[Saved entries]
<<<<

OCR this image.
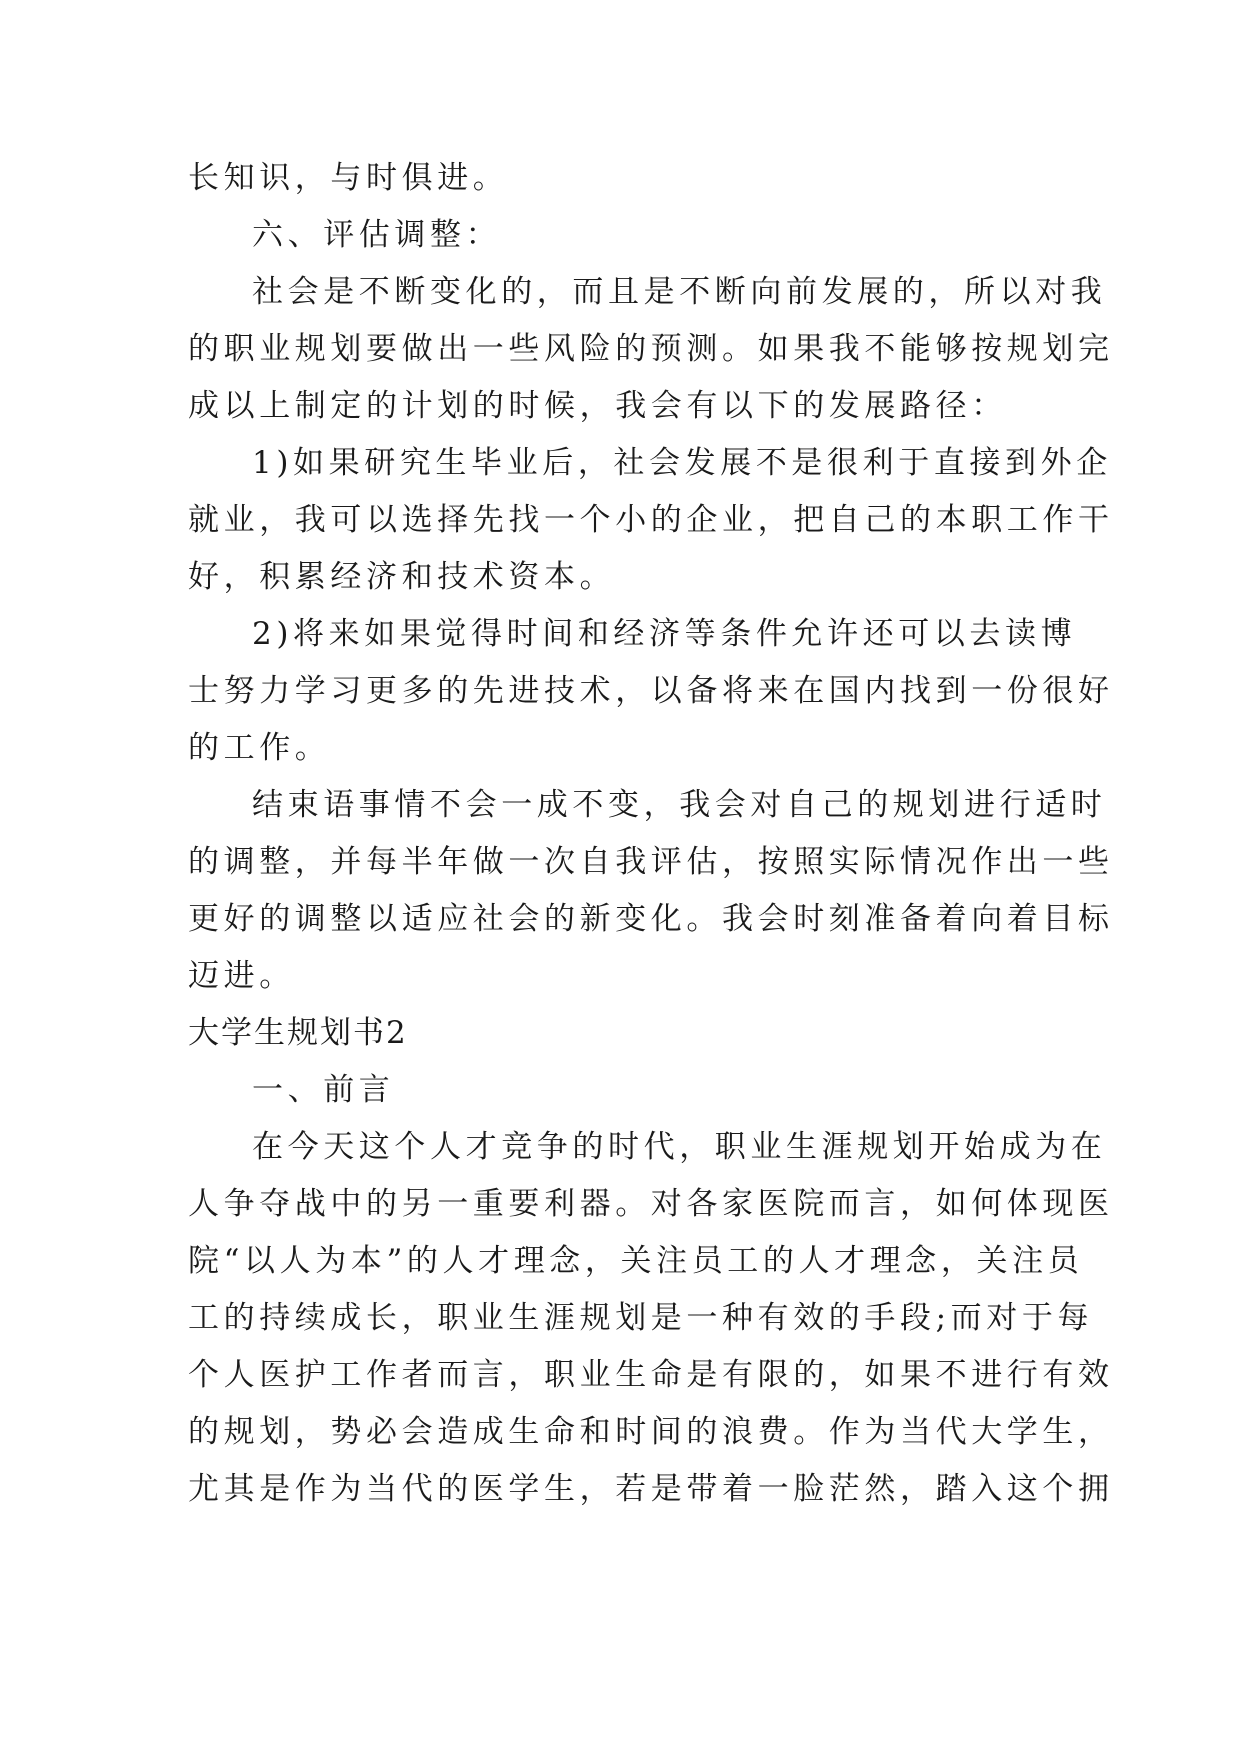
长知识，与时俱进。
六、评估调整：
社会是不断变化的，而且是不断向前发展的，所以对我
的职业规划要做出一些风险的预测。如果我不能够按规划完
成以上制定的计划的时候，我会有以下的发展路径：
1)如果研究生毕业后，社会发展不是很利于直接到外企
就业，我可以选择先找一个小的企业，把自己的本职工作干
好，积累经济和技术资本。
2)将来如果觉得时间和经济等条件允许还可以去读博
士努力学习更多的先进技术，以备将来在国内找到一份很好
的工作。
结束语事情不会一成不变，我会对自己的规划进行适时
的调整，并每半年做一次自我评估，按照实际情况作出一些
更好的调整以适应社会的新变化。我会时刻准备着向着目标
迈进。
大学生规划书2
一、前言
在今天这个人才竞争的时代，职业生涯规划开始成为在
人争夺战中的另一重要利器。对各家医院而言，如何体现医
院“以人为本”的人才理念，关注员工的人才理念，关注员
工的持续成长，职业生涯规划是一种有效的手段;而对于每
个人医护工作者而言，职业生命是有限的，如果不进行有效
的规划，势必会造成生命和时间的浪费。作为当代大学生，
尤其是作为当代的医学生，若是带着一脸茫然，踏入这个拥
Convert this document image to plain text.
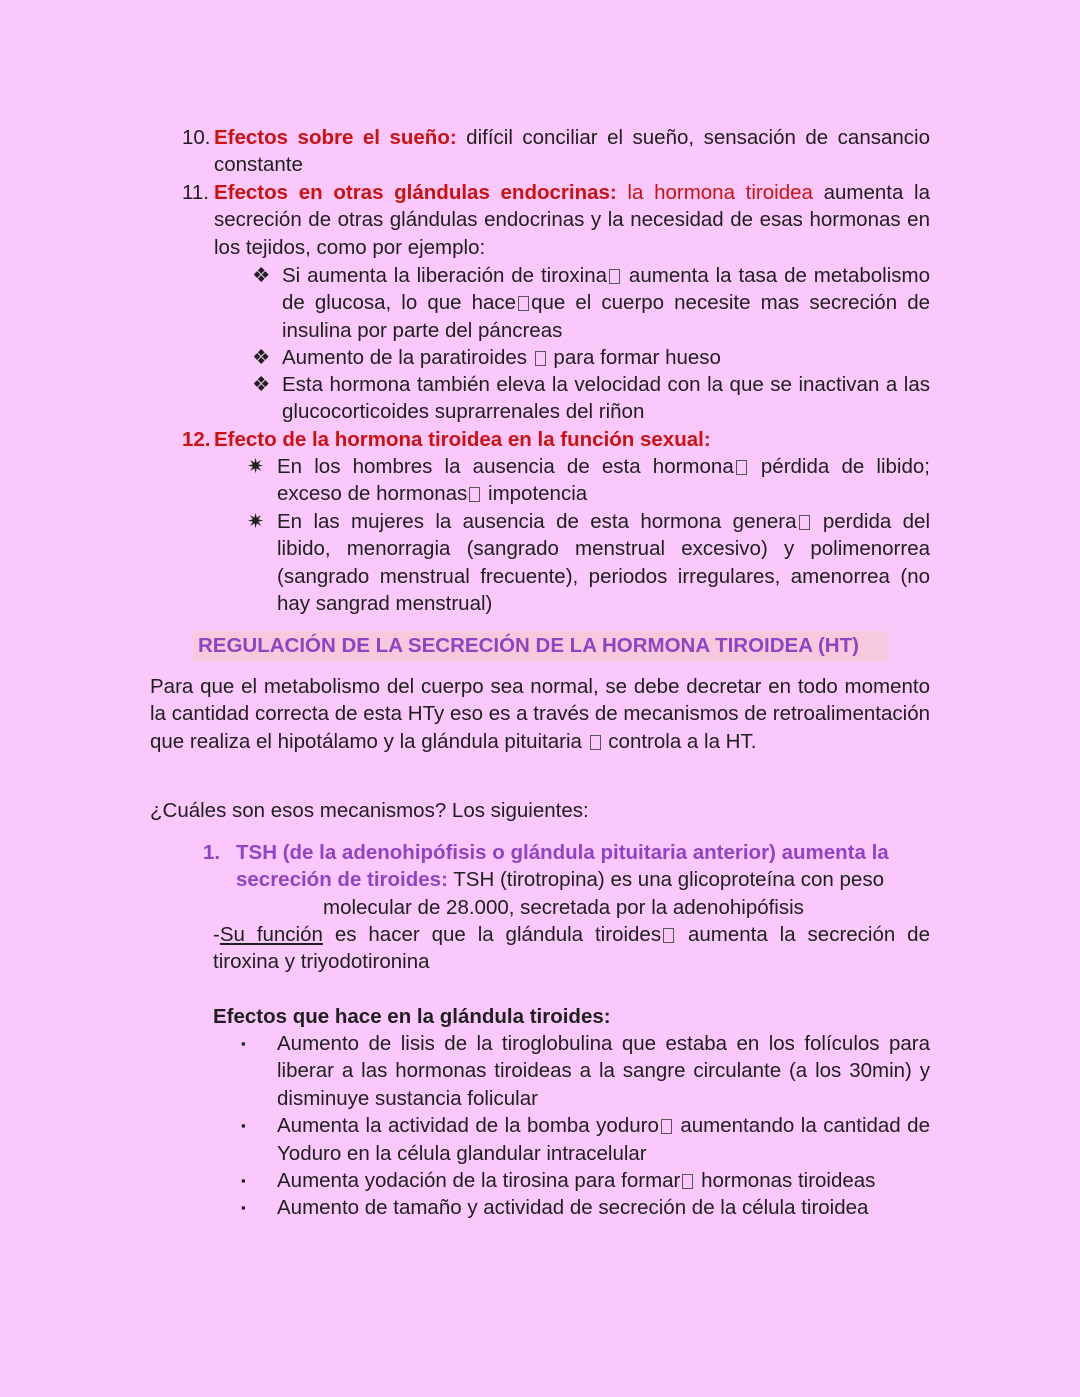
10. Efectos sobre el sueño: difícil conciliar el sueño, sensación de cansancio constante
11. Efectos en otras glándulas endocrinas: la hormona tiroidea aumenta la secreción de otras glándulas endocrinas y la necesidad de esas hormonas en los tejidos, como por ejemplo:
❖ Si aumenta la liberación de tiroxina aumenta la tasa de metabolismo de glucosa, lo que hace que el cuerpo necesite mas secreción de insulina por parte del páncreas
❖ Aumento de la paratiroides  para formar hueso
❖ Esta hormona también eleva la velocidad con la que se inactivan a las glucocorticoides suprarrenales del riñon
12. Efecto de la hormona tiroidea en la función sexual:
✷ En los hombres la ausencia de esta hormona pérdida de libido; exceso de hormonas impotencia
✷ En las mujeres la ausencia de esta hormona genera perdida del libido, menorragia (sangrado menstrual excesivo) y polimenorrea (sangrado menstrual frecuente), periodos irregulares, amenorrea (no hay sangrad menstrual)
REGULACIÓN DE LA SECRECIÓN DE LA HORMONA TIROIDEA (HT)
Para que el metabolismo del cuerpo sea normal, se debe decretar en todo momento la cantidad correcta de esta HTy eso es a través de mecanismos de retroalimentación que realiza el hipotálamo y la glándula pituitaria  controla a la HT.
¿Cuáles son esos mecanismos? Los siguientes:
1. TSH (de la adenohipófisis o glándula pituitaria anterior) aumenta la
secreción de tiroides: TSH (tirotropina) es una glicoproteína con peso
molecular de 28.000, secretada por la adenohipófisis
-Su función es hacer que la glándula tiroides aumenta la secreción de tiroxina y triyodotironina
Efectos que hace en la glándula tiroides:
▪	Aumento de lisis de la tiroglobulina que estaba en los folículos para liberar a las hormonas tiroideas a la sangre circulante (a los 30min) y disminuye sustancia folicular
▪	Aumenta la actividad de la bomba yoduro aumentando la cantidad de Yoduro en la célula glandular intracelular
▪	Aumenta yodación de la tirosina para formar hormonas tiroideas
▪	Aumento de tamaño y actividad de secreción de la célula tiroidea
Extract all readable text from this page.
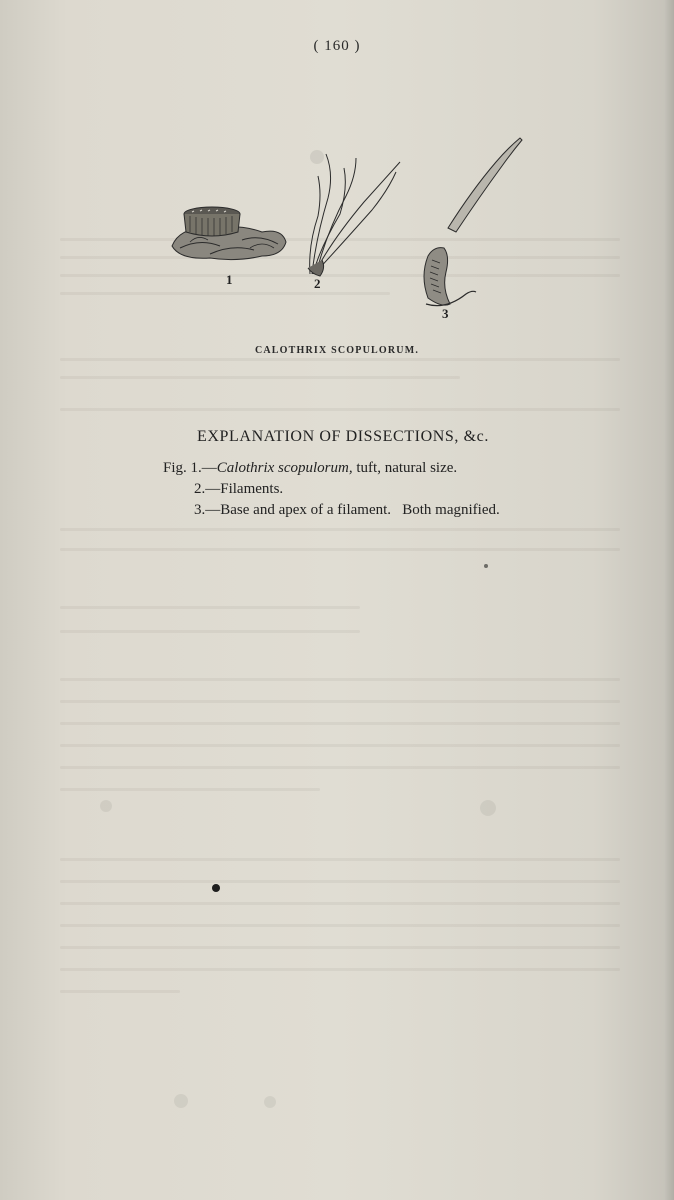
( 160 )
1	2
3
CALOTHRIX SCOPULORUM.
EXPLANATION OF DISSECTIONS, &c.
Fig. 1.—Calothrix scopulorum, tuft, natural size.
2.—Filaments.
3.—Base and apex of a filament.   Both magnified.
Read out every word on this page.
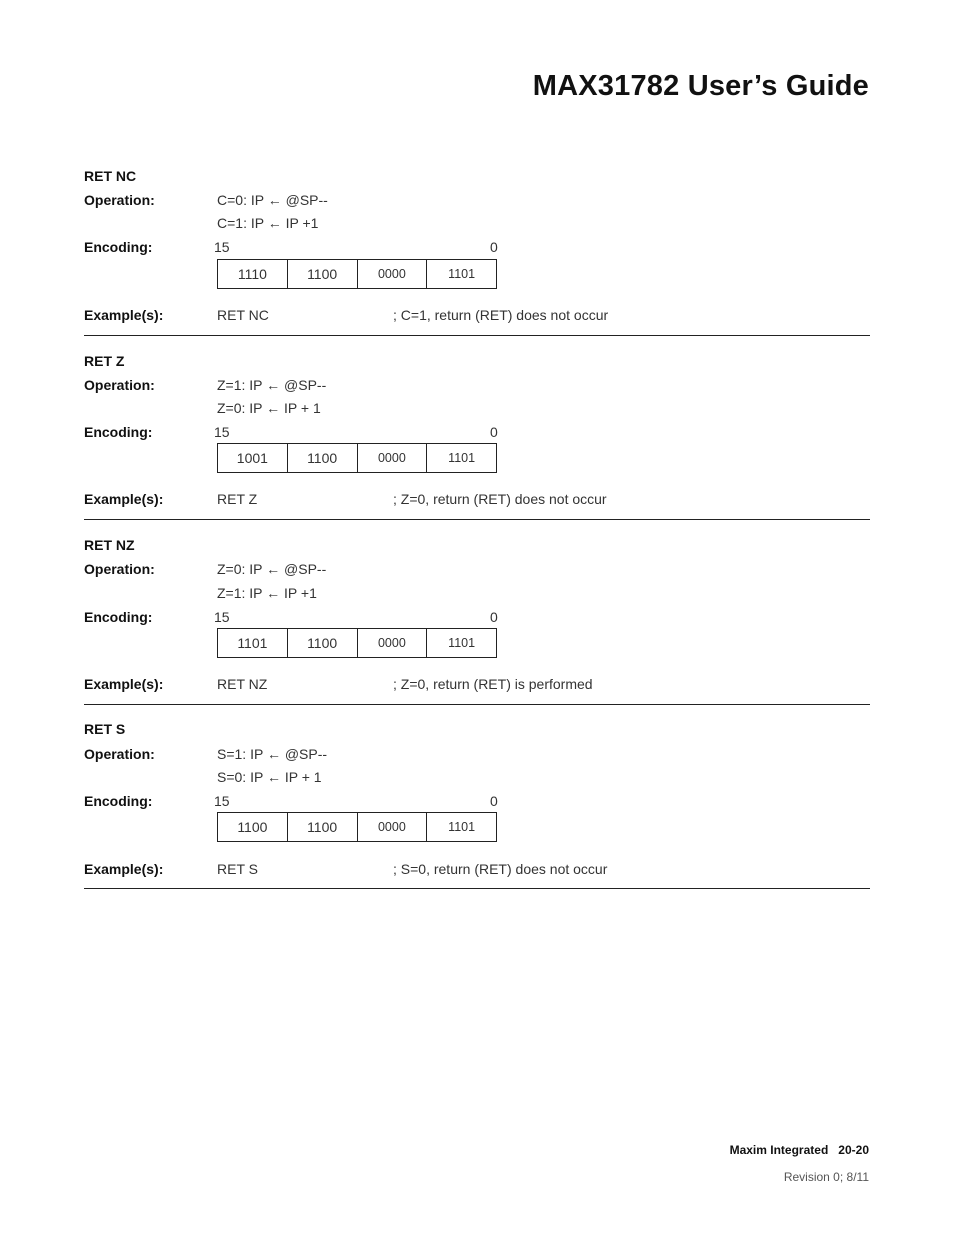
MAX31782 User’s Guide
RET NC
Operation:	C=0: IP ← @SP--
C=1: IP ← IP +1
Encoding:	15	0
1110	1100	0000	1101
Example(s):	RET NC	; C=1, return (RET) does not occur
RET Z
Operation:	Z=1: IP ← @SP--
Z=0: IP ← IP + 1
Encoding:	15	0
1001	1100	0000	1101
Example(s):	RET Z	; Z=0, return (RET) does not occur
RET NZ
Operation:	Z=0: IP ← @SP--
Z=1: IP ← IP +1
Encoding:	15	0
1101	1100	0000	1101
Example(s):	RET NZ	; Z=0, return (RET) is performed
RET S
Operation:	S=1: IP ← @SP--
S=0: IP ← IP + 1
Encoding:	15	0
1100	1100	0000	1101
Example(s):	RET S	; S=0, return (RET) does not occur

Maxim Integrated 20-20

Revision 0; 8/11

>>>>

> PROBLEM TO WORK ON
Leaving out every picture, transcribe exactly the lines from the line that contains "Read out every word on this page." through the final line of the entries above.

> OUTPUT OF THE EXERCISE
Read out every word on this page.
MAX31782 User’s Guide
RET NC
Operation:	C=0: IP ← @SP--
C=1: IP ← IP +1
Encoding:	15	0
1110	1100	0000	1101
Example(s):	RET NC	; C=1, return (RET) does not occur
RET Z
Operation:	Z=1: IP ← @SP--
Z=0: IP ← IP + 1
Encoding:	15	0
1001	1100	0000	1101
Example(s):	RET Z	; Z=0, return (RET) does not occur
RET NZ
Operation:	Z=0: IP ← @SP--
Z=1: IP ← IP +1
Encoding:	15	0
1101	1100	0000	1101
Example(s):	RET NZ	; Z=0, return (RET) is performed
RET S
Operation:	S=1: IP ← @SP--
S=0: IP ← IP + 1
Encoding:	15	0
1100	1100	0000	1101
Example(s):	RET S	; S=0, return (RET) does not occur

Maxim Integrated 20-20

Revision 0; 8/11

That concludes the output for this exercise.